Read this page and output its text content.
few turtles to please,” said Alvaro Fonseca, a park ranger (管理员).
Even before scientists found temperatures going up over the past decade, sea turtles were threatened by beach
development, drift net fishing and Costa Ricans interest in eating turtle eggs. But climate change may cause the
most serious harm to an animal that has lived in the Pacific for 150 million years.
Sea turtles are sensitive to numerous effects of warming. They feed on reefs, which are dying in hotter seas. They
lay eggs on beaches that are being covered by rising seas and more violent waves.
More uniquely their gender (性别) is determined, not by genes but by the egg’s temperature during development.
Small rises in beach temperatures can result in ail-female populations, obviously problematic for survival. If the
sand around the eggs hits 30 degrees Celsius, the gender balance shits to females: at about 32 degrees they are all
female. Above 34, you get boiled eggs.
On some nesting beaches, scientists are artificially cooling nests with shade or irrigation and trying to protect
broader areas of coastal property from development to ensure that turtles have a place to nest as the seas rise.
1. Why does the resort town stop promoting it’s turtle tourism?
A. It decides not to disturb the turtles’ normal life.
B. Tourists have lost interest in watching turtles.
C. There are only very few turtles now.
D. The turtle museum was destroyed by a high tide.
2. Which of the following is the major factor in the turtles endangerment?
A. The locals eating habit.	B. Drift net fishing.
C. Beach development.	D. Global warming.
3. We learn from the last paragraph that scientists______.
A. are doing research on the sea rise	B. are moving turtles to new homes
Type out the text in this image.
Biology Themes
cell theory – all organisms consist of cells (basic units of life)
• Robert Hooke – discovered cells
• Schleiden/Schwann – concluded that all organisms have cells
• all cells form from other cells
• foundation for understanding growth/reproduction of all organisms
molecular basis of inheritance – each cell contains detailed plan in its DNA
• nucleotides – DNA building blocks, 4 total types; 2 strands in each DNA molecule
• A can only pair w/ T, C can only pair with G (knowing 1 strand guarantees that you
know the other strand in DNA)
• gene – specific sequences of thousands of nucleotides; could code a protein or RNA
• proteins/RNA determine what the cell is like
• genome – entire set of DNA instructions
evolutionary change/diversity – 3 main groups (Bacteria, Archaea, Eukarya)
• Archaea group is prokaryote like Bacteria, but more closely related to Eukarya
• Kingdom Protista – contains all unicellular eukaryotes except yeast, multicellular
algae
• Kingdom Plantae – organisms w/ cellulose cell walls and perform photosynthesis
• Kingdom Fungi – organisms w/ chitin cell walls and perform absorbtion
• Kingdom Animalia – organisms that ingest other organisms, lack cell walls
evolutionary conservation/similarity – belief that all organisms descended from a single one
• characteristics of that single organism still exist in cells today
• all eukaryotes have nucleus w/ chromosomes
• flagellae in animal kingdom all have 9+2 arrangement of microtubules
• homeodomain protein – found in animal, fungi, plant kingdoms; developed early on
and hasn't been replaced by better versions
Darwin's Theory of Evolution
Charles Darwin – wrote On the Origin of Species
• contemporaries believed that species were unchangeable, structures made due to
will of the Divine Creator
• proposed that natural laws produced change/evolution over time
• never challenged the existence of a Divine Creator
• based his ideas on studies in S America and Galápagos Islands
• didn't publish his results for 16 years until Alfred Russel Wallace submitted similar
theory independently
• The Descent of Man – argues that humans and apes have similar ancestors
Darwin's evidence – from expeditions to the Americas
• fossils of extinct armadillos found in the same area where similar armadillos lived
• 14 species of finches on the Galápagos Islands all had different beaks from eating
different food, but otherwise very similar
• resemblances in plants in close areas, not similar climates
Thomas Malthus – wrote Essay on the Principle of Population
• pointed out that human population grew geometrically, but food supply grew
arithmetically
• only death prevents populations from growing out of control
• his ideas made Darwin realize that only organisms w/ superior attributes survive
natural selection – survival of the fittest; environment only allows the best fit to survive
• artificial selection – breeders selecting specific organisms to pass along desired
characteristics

§ **Exercise details**
In your answer, print every entry exactly as it appears.

§ **Output for this exercise**
Read this page and output its text content.
few turtles to please,” said Alvaro Fonseca, a park ranger (管理员).
Even before scientists found temperatures going up over the past decade, sea turtles were threatened by beach
development, drift net fishing and Costa Ricans interest in eating turtle eggs. But climate change may cause the
most serious harm to an animal that has lived in the Pacific for 150 million years.
Sea turtles are sensitive to numerous effects of warming. They feed on reefs, which are dying in hotter seas. They
lay eggs on beaches that are being covered by rising seas and more violent waves.
More uniquely their gender (性别) is determined, not by genes but by the egg’s temperature during development.
Small rises in beach temperatures can result in ail-female populations, obviously problematic for survival. If the
sand around the eggs hits 30 degrees Celsius, the gender balance shits to females: at about 32 degrees they are all
female. Above 34, you get boiled eggs.
On some nesting beaches, scientists are artificially cooling nests with shade or irrigation and trying to protect
broader areas of coastal property from development to ensure that turtles have a place to nest as the seas rise.
1. Why does the resort town stop promoting it’s turtle tourism?
A. It decides not to disturb the turtles’ normal life.
B. Tourists have lost interest in watching turtles.
C. There are only very few turtles now.
D. The turtle museum was destroyed by a high tide.
2. Which of the following is the major factor in the turtles endangerment?
A. The locals eating habit.	B. Drift net fishing.
C. Beach development.	D. Global warming.
3. We learn from the last paragraph that scientists______.
A. are doing research on the sea rise	B. are moving turtles to new homes
Type out the text in this image.
Biology Themes
cell theory – all organisms consist of cells (basic units of life)
• Robert Hooke – discovered cells
• Schleiden/Schwann – concluded that all organisms have cells
• all cells form from other cells
• foundation for understanding growth/reproduction of all organisms
molecular basis of inheritance – each cell contains detailed plan in its DNA
• nucleotides – DNA building blocks, 4 total types; 2 strands in each DNA molecule
• A can only pair w/ T, C can only pair with G (knowing 1 strand guarantees that you
know the other strand in DNA)
• gene – specific sequences of thousands of nucleotides; could code a protein or RNA
• proteins/RNA determine what the cell is like
• genome – entire set of DNA instructions
evolutionary change/diversity – 3 main groups (Bacteria, Archaea, Eukarya)
• Archaea group is prokaryote like Bacteria, but more closely related to Eukarya
• Kingdom Protista – contains all unicellular eukaryotes except yeast, multicellular
algae
• Kingdom Plantae – organisms w/ cellulose cell walls and perform photosynthesis
• Kingdom Fungi – organisms w/ chitin cell walls and perform absorbtion
• Kingdom Animalia – organisms that ingest other organisms, lack cell walls
evolutionary conservation/similarity – belief that all organisms descended from a single one
• characteristics of that single organism still exist in cells today
• all eukaryotes have nucleus w/ chromosomes
• flagellae in animal kingdom all have 9+2 arrangement of microtubules
• homeodomain protein – found in animal, fungi, plant kingdoms; developed early on
and hasn't been replaced by better versions
Darwin's Theory of Evolution
Charles Darwin – wrote On the Origin of Species
• contemporaries believed that species were unchangeable, structures made due to
will of the Divine Creator
• proposed that natural laws produced change/evolution over time
• never challenged the existence of a Divine Creator
• based his ideas on studies in S America and Galápagos Islands
• didn't publish his results for 16 years until Alfred Russel Wallace submitted similar
theory independently
• The Descent of Man – argues that humans and apes have similar ancestors
Darwin's evidence – from expeditions to the Americas
• fossils of extinct armadillos found in the same area where similar armadillos lived
• 14 species of finches on the Galápagos Islands all had different beaks from eating
different food, but otherwise very similar
• resemblances in plants in close areas, not similar climates
Thomas Malthus – wrote Essay on the Principle of Population
• pointed out that human population grew geometrically, but food supply grew
arithmetically
• only death prevents populations from growing out of control
• his ideas made Darwin realize that only organisms w/ superior attributes survive
natural selection – survival of the fittest; environment only allows the best fit to survive
• artificial selection – breeders selecting specific organisms to pass along desired
characteristics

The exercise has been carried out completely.